Request: Go through the data below. Pull out every line that has the word "JSON".

Dataset rows about figures:
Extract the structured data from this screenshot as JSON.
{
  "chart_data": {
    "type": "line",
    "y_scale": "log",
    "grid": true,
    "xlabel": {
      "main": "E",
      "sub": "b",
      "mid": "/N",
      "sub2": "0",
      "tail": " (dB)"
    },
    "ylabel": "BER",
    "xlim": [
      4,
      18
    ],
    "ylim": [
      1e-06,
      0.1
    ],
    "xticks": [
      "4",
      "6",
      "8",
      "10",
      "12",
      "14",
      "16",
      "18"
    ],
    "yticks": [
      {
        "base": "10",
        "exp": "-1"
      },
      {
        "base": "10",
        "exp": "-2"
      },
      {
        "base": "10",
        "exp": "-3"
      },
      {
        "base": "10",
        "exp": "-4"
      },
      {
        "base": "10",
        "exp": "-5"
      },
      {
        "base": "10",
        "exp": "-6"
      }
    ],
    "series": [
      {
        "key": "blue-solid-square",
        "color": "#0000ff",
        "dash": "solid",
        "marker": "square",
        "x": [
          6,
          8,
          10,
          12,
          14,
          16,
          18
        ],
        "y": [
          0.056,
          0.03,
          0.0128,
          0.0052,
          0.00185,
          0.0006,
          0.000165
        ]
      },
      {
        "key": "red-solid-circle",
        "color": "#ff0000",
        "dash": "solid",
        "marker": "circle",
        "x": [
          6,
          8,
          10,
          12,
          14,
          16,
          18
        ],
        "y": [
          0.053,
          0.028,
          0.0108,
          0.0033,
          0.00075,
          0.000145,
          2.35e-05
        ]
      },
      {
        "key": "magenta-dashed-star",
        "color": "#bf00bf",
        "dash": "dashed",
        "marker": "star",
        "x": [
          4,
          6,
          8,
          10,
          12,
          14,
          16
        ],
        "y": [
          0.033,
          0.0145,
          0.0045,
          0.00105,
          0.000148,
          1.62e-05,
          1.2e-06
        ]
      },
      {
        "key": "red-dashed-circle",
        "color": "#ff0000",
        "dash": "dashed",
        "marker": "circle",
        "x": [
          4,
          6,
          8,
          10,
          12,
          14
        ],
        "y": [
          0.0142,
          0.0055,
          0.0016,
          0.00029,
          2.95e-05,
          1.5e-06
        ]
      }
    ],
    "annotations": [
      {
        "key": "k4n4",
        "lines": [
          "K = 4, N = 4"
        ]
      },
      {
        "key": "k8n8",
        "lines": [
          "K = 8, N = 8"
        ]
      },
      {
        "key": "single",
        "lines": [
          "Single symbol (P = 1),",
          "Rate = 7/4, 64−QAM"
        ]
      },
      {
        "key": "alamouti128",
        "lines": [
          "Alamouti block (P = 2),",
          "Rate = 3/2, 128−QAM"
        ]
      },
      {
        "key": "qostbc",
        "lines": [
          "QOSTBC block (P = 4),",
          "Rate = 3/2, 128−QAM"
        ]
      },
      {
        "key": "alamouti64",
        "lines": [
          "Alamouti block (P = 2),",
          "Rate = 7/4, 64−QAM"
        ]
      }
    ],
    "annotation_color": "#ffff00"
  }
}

==

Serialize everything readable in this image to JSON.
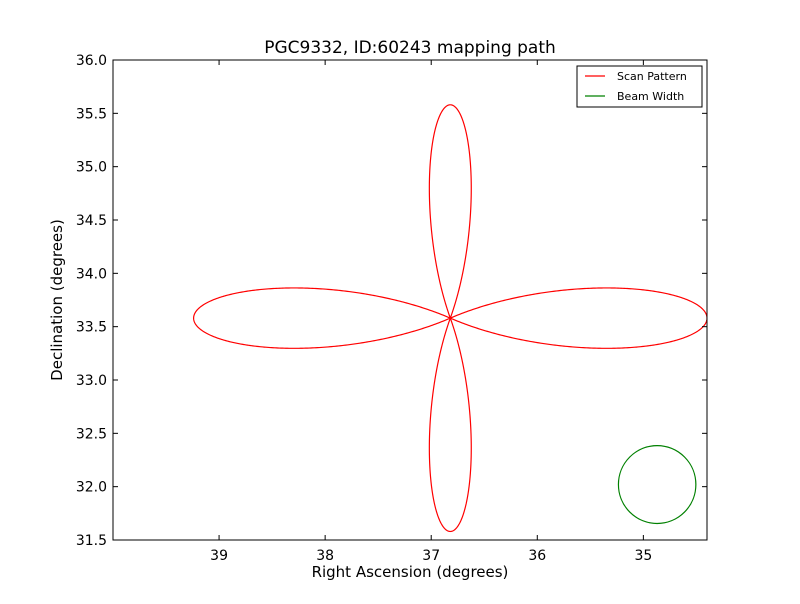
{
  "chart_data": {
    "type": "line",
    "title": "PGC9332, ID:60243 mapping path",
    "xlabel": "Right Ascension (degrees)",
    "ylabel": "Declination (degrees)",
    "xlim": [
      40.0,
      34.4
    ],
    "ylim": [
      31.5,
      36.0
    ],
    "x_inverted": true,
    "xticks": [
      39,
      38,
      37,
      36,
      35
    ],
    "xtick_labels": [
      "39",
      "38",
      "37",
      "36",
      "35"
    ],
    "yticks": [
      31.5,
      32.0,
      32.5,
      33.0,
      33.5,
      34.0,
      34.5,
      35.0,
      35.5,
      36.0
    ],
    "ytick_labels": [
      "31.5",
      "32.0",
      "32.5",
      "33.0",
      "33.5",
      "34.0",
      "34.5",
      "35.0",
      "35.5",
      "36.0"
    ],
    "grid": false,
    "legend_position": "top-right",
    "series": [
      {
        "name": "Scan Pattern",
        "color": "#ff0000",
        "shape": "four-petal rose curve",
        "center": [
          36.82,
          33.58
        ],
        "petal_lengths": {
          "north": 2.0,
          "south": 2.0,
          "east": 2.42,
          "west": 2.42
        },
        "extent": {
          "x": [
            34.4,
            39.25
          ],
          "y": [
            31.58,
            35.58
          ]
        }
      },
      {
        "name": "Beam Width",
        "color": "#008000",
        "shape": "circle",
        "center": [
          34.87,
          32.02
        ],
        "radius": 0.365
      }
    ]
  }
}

---

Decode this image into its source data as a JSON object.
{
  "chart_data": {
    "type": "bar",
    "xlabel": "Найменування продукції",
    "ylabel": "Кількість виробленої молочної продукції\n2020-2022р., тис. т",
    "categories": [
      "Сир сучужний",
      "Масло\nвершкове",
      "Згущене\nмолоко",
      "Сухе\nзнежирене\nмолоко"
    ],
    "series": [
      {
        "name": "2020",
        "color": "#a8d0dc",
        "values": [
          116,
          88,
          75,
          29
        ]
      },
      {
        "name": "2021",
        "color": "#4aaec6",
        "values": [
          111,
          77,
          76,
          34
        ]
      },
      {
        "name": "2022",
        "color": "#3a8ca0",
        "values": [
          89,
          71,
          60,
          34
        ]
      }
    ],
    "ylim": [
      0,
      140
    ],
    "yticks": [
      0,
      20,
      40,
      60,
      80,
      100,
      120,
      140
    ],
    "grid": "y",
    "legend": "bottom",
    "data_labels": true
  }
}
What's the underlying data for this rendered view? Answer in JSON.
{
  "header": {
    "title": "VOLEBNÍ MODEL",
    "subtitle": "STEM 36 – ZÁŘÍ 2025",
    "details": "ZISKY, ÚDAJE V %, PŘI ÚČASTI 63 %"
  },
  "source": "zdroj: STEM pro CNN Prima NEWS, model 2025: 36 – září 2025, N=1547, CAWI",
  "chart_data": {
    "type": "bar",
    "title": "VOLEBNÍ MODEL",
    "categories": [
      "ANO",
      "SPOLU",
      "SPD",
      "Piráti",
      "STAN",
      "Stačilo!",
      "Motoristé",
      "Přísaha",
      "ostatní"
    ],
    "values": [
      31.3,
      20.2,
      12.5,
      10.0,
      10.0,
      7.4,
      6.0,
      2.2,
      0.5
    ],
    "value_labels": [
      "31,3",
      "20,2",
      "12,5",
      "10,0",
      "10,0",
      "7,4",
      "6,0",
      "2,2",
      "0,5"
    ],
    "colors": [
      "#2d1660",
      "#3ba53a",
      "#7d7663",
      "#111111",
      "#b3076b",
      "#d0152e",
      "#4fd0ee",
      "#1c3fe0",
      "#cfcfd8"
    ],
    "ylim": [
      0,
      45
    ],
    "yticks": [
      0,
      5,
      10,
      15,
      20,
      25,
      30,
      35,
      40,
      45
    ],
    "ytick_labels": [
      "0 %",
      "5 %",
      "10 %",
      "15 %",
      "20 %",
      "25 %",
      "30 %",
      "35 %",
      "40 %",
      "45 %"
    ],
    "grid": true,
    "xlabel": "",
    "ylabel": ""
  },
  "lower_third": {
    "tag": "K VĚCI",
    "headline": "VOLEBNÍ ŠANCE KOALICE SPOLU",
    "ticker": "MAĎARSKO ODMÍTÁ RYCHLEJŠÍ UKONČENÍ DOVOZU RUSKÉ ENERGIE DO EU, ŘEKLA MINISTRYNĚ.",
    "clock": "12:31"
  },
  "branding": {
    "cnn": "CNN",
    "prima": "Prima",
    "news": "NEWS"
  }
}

Answer below:
Extract the structured data from this screenshot as JSON.
Serialize everything readable in this image to JSON.
Decode this image into its source data as a JSON object.
What's the underlying data for this rendered view? Answer in JSON.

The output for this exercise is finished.